Figure record extracts:
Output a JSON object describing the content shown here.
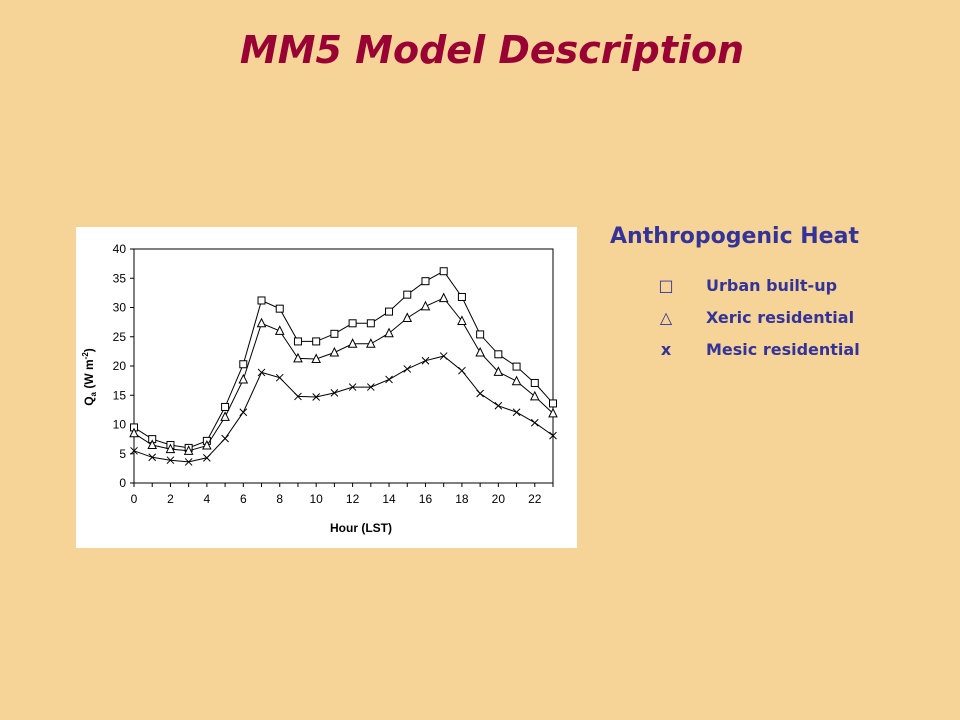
{
  "slide": {
    "title": "MM5 Model Description"
  },
  "side": {
    "title": "Anthropogenic Heat"
  },
  "legend": [
    {
      "symbol": "□",
      "marker": "square",
      "label": "Urban built-up"
    },
    {
      "symbol": "△",
      "marker": "triangle",
      "label": "Xeric residential"
    },
    {
      "symbol": "x",
      "marker": "x",
      "label": "Mesic residential"
    }
  ],
  "chart_data": {
    "type": "line",
    "xlabel": "Hour (LST)",
    "ylabel_main": "Q",
    "ylabel_sub": "a",
    "ylabel_units": " (W m",
    "ylabel_sup": "-2",
    "ylabel_close": ")",
    "xlim": [
      0,
      23
    ],
    "ylim": [
      0,
      40
    ],
    "xticks": [
      0,
      2,
      4,
      6,
      8,
      10,
      12,
      14,
      16,
      18,
      20,
      22
    ],
    "yticks": [
      0,
      5,
      10,
      15,
      20,
      25,
      30,
      35,
      40
    ],
    "grid": false,
    "x": [
      0,
      1,
      2,
      3,
      4,
      5,
      6,
      7,
      8,
      9,
      10,
      11,
      12,
      13,
      14,
      15,
      16,
      17,
      18,
      19,
      20,
      21,
      22,
      23
    ],
    "series": [
      {
        "name": "Urban built-up",
        "marker": "square",
        "values": [
          9.5,
          7.5,
          6.5,
          6.0,
          7.2,
          13.0,
          20.3,
          31.2,
          29.8,
          24.2,
          24.2,
          25.5,
          27.3,
          27.3,
          29.3,
          32.2,
          34.5,
          36.2,
          31.8,
          25.4,
          22.0,
          19.9,
          17.1,
          13.6
        ]
      },
      {
        "name": "Xeric residential",
        "marker": "triangle",
        "values": [
          8.5,
          6.5,
          5.8,
          5.5,
          6.4,
          11.3,
          17.7,
          27.3,
          26.0,
          21.3,
          21.2,
          22.3,
          23.8,
          23.8,
          25.6,
          28.2,
          30.2,
          31.6,
          27.7,
          22.3,
          19.0,
          17.4,
          14.8,
          11.9
        ]
      },
      {
        "name": "Mesic residential",
        "marker": "x",
        "values": [
          5.5,
          4.4,
          3.9,
          3.6,
          4.3,
          7.6,
          12.1,
          18.9,
          18.0,
          14.8,
          14.7,
          15.4,
          16.4,
          16.4,
          17.7,
          19.5,
          20.9,
          21.7,
          19.2,
          15.3,
          13.2,
          12.1,
          10.3,
          8.1
        ]
      }
    ]
  }
}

_PROBLEM_. Set down all the data again exactly as above, pictures excluded.

_WORKED ANSWER_.
Output a JSON object describing the content shown here.
{
  "slide": {
    "title": "MM5 Model Description"
  },
  "side": {
    "title": "Anthropogenic Heat"
  },
  "legend": [
    {
      "symbol": "□",
      "marker": "square",
      "label": "Urban built-up"
    },
    {
      "symbol": "△",
      "marker": "triangle",
      "label": "Xeric residential"
    },
    {
      "symbol": "x",
      "marker": "x",
      "label": "Mesic residential"
    }
  ],
  "chart_data": {
    "type": "line",
    "xlabel": "Hour (LST)",
    "ylabel_main": "Q",
    "ylabel_sub": "a",
    "ylabel_units": " (W m",
    "ylabel_sup": "-2",
    "ylabel_close": ")",
    "xlim": [
      0,
      23
    ],
    "ylim": [
      0,
      40
    ],
    "xticks": [
      0,
      2,
      4,
      6,
      8,
      10,
      12,
      14,
      16,
      18,
      20,
      22
    ],
    "yticks": [
      0,
      5,
      10,
      15,
      20,
      25,
      30,
      35,
      40
    ],
    "grid": false,
    "x": [
      0,
      1,
      2,
      3,
      4,
      5,
      6,
      7,
      8,
      9,
      10,
      11,
      12,
      13,
      14,
      15,
      16,
      17,
      18,
      19,
      20,
      21,
      22,
      23
    ],
    "series": [
      {
        "name": "Urban built-up",
        "marker": "square",
        "values": [
          9.5,
          7.5,
          6.5,
          6.0,
          7.2,
          13.0,
          20.3,
          31.2,
          29.8,
          24.2,
          24.2,
          25.5,
          27.3,
          27.3,
          29.3,
          32.2,
          34.5,
          36.2,
          31.8,
          25.4,
          22.0,
          19.9,
          17.1,
          13.6
        ]
      },
      {
        "name": "Xeric residential",
        "marker": "triangle",
        "values": [
          8.5,
          6.5,
          5.8,
          5.5,
          6.4,
          11.3,
          17.7,
          27.3,
          26.0,
          21.3,
          21.2,
          22.3,
          23.8,
          23.8,
          25.6,
          28.2,
          30.2,
          31.6,
          27.7,
          22.3,
          19.0,
          17.4,
          14.8,
          11.9
        ]
      },
      {
        "name": "Mesic residential",
        "marker": "x",
        "values": [
          5.5,
          4.4,
          3.9,
          3.6,
          4.3,
          7.6,
          12.1,
          18.9,
          18.0,
          14.8,
          14.7,
          15.4,
          16.4,
          16.4,
          17.7,
          19.5,
          20.9,
          21.7,
          19.2,
          15.3,
          13.2,
          12.1,
          10.3,
          8.1
        ]
      }
    ]
  }
}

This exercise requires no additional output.